(Extracted records)
────

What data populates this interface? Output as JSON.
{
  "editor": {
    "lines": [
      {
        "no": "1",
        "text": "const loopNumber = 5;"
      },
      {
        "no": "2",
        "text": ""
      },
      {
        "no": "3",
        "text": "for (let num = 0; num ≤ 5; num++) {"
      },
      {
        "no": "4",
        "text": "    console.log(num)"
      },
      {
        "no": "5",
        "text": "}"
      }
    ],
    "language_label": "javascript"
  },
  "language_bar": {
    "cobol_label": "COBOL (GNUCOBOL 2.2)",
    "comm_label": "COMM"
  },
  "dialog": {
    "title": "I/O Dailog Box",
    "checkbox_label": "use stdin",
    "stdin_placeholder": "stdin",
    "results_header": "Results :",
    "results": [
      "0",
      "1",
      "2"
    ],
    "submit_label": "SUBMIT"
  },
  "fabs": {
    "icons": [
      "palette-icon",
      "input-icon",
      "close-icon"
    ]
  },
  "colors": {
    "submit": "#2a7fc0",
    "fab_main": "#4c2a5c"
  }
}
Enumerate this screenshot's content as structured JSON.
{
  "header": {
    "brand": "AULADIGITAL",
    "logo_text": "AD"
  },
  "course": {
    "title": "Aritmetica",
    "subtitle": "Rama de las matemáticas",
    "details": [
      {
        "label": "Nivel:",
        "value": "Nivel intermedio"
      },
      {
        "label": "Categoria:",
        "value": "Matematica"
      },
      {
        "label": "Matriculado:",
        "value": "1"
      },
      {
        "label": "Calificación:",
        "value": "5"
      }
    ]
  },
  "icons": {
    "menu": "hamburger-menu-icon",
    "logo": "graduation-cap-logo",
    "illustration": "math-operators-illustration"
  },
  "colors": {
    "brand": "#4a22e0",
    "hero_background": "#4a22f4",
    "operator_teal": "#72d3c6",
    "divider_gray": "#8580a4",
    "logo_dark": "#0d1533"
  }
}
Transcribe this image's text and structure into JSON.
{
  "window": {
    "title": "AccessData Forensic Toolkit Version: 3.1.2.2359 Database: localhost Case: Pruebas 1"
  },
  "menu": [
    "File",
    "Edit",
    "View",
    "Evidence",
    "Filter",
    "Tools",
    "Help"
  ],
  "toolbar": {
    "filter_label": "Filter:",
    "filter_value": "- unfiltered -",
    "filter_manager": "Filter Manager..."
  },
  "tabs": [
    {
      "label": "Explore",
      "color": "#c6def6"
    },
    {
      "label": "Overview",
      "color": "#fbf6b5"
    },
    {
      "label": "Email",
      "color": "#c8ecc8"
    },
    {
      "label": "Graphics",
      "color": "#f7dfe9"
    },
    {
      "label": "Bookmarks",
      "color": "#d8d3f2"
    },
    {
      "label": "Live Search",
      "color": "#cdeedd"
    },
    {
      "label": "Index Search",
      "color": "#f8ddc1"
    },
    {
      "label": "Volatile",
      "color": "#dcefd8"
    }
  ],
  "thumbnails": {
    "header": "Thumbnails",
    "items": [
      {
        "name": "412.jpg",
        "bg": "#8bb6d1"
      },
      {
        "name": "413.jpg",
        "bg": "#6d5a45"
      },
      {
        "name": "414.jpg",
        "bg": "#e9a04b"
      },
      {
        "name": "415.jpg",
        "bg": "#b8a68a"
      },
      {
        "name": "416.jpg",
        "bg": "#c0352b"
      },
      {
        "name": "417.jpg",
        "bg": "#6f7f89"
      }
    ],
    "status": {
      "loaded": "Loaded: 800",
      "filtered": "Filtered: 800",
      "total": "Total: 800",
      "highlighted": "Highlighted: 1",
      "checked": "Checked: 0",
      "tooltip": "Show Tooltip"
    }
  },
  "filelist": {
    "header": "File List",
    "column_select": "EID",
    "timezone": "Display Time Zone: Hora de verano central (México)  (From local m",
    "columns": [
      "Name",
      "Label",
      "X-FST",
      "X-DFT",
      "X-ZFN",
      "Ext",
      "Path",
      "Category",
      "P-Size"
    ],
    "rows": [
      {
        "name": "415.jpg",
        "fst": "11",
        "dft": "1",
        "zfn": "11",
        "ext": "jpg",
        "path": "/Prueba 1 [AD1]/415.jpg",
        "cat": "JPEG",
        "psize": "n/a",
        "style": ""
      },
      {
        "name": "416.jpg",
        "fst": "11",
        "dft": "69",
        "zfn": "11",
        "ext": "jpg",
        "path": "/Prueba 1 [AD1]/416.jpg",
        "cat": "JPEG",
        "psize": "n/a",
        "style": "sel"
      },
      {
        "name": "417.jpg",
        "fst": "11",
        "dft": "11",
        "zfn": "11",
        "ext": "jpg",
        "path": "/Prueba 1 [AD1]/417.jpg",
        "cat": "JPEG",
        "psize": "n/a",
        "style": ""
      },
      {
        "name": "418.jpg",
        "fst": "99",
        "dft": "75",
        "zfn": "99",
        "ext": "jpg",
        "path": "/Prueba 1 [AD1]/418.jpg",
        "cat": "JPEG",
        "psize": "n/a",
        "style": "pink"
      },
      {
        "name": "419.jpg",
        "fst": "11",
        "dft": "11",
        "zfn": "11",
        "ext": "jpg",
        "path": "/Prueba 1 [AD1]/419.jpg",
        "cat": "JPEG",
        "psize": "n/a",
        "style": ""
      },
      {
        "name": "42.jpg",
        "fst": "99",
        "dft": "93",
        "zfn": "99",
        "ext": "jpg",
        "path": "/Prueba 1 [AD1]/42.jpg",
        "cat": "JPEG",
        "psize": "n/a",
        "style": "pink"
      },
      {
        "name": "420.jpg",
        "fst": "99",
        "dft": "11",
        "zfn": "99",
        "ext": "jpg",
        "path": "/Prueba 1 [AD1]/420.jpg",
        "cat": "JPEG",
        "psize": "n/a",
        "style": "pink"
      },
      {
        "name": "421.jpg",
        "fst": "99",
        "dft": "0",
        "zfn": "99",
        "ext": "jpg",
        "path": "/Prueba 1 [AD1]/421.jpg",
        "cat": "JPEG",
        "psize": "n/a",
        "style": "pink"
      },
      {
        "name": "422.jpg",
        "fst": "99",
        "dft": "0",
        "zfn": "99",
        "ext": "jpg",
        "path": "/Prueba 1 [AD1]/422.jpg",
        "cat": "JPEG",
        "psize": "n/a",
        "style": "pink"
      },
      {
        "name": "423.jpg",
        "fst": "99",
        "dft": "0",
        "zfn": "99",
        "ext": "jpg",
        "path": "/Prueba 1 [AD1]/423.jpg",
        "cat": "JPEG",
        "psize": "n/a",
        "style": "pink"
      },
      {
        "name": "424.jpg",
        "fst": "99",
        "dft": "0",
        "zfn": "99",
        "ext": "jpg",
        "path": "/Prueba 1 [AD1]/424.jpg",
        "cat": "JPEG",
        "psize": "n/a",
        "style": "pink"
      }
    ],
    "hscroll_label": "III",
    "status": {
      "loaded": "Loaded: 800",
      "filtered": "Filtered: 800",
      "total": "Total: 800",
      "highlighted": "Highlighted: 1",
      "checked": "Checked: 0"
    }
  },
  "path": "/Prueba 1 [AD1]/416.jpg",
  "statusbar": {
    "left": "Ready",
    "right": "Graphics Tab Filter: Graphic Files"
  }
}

────

### WORK TO DO
Set out the complete listing exactly as shown.

### FULL OUTPUT
What data populates this interface? Output as JSON.
{
  "editor": {
    "lines": [
      {
        "no": "1",
        "text": "const loopNumber = 5;"
      },
      {
        "no": "2",
        "text": ""
      },
      {
        "no": "3",
        "text": "for (let num = 0; num ≤ 5; num++) {"
      },
      {
        "no": "4",
        "text": "    console.log(num)"
      },
      {
        "no": "5",
        "text": "}"
      }
    ],
    "language_label": "javascript"
  },
  "language_bar": {
    "cobol_label": "COBOL (GNUCOBOL 2.2)",
    "comm_label": "COMM"
  },
  "dialog": {
    "title": "I/O Dailog Box",
    "checkbox_label": "use stdin",
    "stdin_placeholder": "stdin",
    "results_header": "Results :",
    "results": [
      "0",
      "1",
      "2"
    ],
    "submit_label": "SUBMIT"
  },
  "fabs": {
    "icons": [
      "palette-icon",
      "input-icon",
      "close-icon"
    ]
  },
  "colors": {
    "submit": "#2a7fc0",
    "fab_main": "#4c2a5c"
  }
}
Enumerate this screenshot's content as structured JSON.
{
  "header": {
    "brand": "AULADIGITAL",
    "logo_text": "AD"
  },
  "course": {
    "title": "Aritmetica",
    "subtitle": "Rama de las matemáticas",
    "details": [
      {
        "label": "Nivel:",
        "value": "Nivel intermedio"
      },
      {
        "label": "Categoria:",
        "value": "Matematica"
      },
      {
        "label": "Matriculado:",
        "value": "1"
      },
      {
        "label": "Calificación:",
        "value": "5"
      }
    ]
  },
  "icons": {
    "menu": "hamburger-menu-icon",
    "logo": "graduation-cap-logo",
    "illustration": "math-operators-illustration"
  },
  "colors": {
    "brand": "#4a22e0",
    "hero_background": "#4a22f4",
    "operator_teal": "#72d3c6",
    "divider_gray": "#8580a4",
    "logo_dark": "#0d1533"
  }
}
Transcribe this image's text and structure into JSON.
{
  "window": {
    "title": "AccessData Forensic Toolkit Version: 3.1.2.2359 Database: localhost Case: Pruebas 1"
  },
  "menu": [
    "File",
    "Edit",
    "View",
    "Evidence",
    "Filter",
    "Tools",
    "Help"
  ],
  "toolbar": {
    "filter_label": "Filter:",
    "filter_value": "- unfiltered -",
    "filter_manager": "Filter Manager..."
  },
  "tabs": [
    {
      "label": "Explore",
      "color": "#c6def6"
    },
    {
      "label": "Overview",
      "color": "#fbf6b5"
    },
    {
      "label": "Email",
      "color": "#c8ecc8"
    },
    {
      "label": "Graphics",
      "color": "#f7dfe9"
    },
    {
      "label": "Bookmarks",
      "color": "#d8d3f2"
    },
    {
      "label": "Live Search",
      "color": "#cdeedd"
    },
    {
      "label": "Index Search",
      "color": "#f8ddc1"
    },
    {
      "label": "Volatile",
      "color": "#dcefd8"
    }
  ],
  "thumbnails": {
    "header": "Thumbnails",
    "items": [
      {
        "name": "412.jpg",
        "bg": "#8bb6d1"
      },
      {
        "name": "413.jpg",
        "bg": "#6d5a45"
      },
      {
        "name": "414.jpg",
        "bg": "#e9a04b"
      },
      {
        "name": "415.jpg",
        "bg": "#b8a68a"
      },
      {
        "name": "416.jpg",
        "bg": "#c0352b"
      },
      {
        "name": "417.jpg",
        "bg": "#6f7f89"
      }
    ],
    "status": {
      "loaded": "Loaded: 800",
      "filtered": "Filtered: 800",
      "total": "Total: 800",
      "highlighted": "Highlighted: 1",
      "checked": "Checked: 0",
      "tooltip": "Show Tooltip"
    }
  },
  "filelist": {
    "header": "File List",
    "column_select": "EID",
    "timezone": "Display Time Zone: Hora de verano central (México)  (From local m",
    "columns": [
      "Name",
      "Label",
      "X-FST",
      "X-DFT",
      "X-ZFN",
      "Ext",
      "Path",
      "Category",
      "P-Size"
    ],
    "rows": [
      {
        "name": "415.jpg",
        "fst": "11",
        "dft": "1",
        "zfn": "11",
        "ext": "jpg",
        "path": "/Prueba 1 [AD1]/415.jpg",
        "cat": "JPEG",
        "psize": "n/a",
        "style": ""
      },
      {
        "name": "416.jpg",
        "fst": "11",
        "dft": "69",
        "zfn": "11",
        "ext": "jpg",
        "path": "/Prueba 1 [AD1]/416.jpg",
        "cat": "JPEG",
        "psize": "n/a",
        "style": "sel"
      },
      {
        "name": "417.jpg",
        "fst": "11",
        "dft": "11",
        "zfn": "11",
        "ext": "jpg",
        "path": "/Prueba 1 [AD1]/417.jpg",
        "cat": "JPEG",
        "psize": "n/a",
        "style": ""
      },
      {
        "name": "418.jpg",
        "fst": "99",
        "dft": "75",
        "zfn": "99",
        "ext": "jpg",
        "path": "/Prueba 1 [AD1]/418.jpg",
        "cat": "JPEG",
        "psize": "n/a",
        "style": "pink"
      },
      {
        "name": "419.jpg",
        "fst": "11",
        "dft": "11",
        "zfn": "11",
        "ext": "jpg",
        "path": "/Prueba 1 [AD1]/419.jpg",
        "cat": "JPEG",
        "psize": "n/a",
        "style": ""
      },
      {
        "name": "42.jpg",
        "fst": "99",
        "dft": "93",
        "zfn": "99",
        "ext": "jpg",
        "path": "/Prueba 1 [AD1]/42.jpg",
        "cat": "JPEG",
        "psize": "n/a",
        "style": "pink"
      },
      {
        "name": "420.jpg",
        "fst": "99",
        "dft": "11",
        "zfn": "99",
        "ext": "jpg",
        "path": "/Prueba 1 [AD1]/420.jpg",
        "cat": "JPEG",
        "psize": "n/a",
        "style": "pink"
      },
      {
        "name": "421.jpg",
        "fst": "99",
        "dft": "0",
        "zfn": "99",
        "ext": "jpg",
        "path": "/Prueba 1 [AD1]/421.jpg",
        "cat": "JPEG",
        "psize": "n/a",
        "style": "pink"
      },
      {
        "name": "422.jpg",
        "fst": "99",
        "dft": "0",
        "zfn": "99",
        "ext": "jpg",
        "path": "/Prueba 1 [AD1]/422.jpg",
        "cat": "JPEG",
        "psize": "n/a",
        "style": "pink"
      },
      {
        "name": "423.jpg",
        "fst": "99",
        "dft": "0",
        "zfn": "99",
        "ext": "jpg",
        "path": "/Prueba 1 [AD1]/423.jpg",
        "cat": "JPEG",
        "psize": "n/a",
        "style": "pink"
      },
      {
        "name": "424.jpg",
        "fst": "99",
        "dft": "0",
        "zfn": "99",
        "ext": "jpg",
        "path": "/Prueba 1 [AD1]/424.jpg",
        "cat": "JPEG",
        "psize": "n/a",
        "style": "pink"
      }
    ],
    "hscroll_label": "III",
    "status": {
      "loaded": "Loaded: 800",
      "filtered": "Filtered: 800",
      "total": "Total: 800",
      "highlighted": "Highlighted: 1",
      "checked": "Checked: 0"
    }
  },
  "path": "/Prueba 1 [AD1]/416.jpg",
  "statusbar": {
    "left": "Ready",
    "right": "Graphics Tab Filter: Graphic Files"
  }
}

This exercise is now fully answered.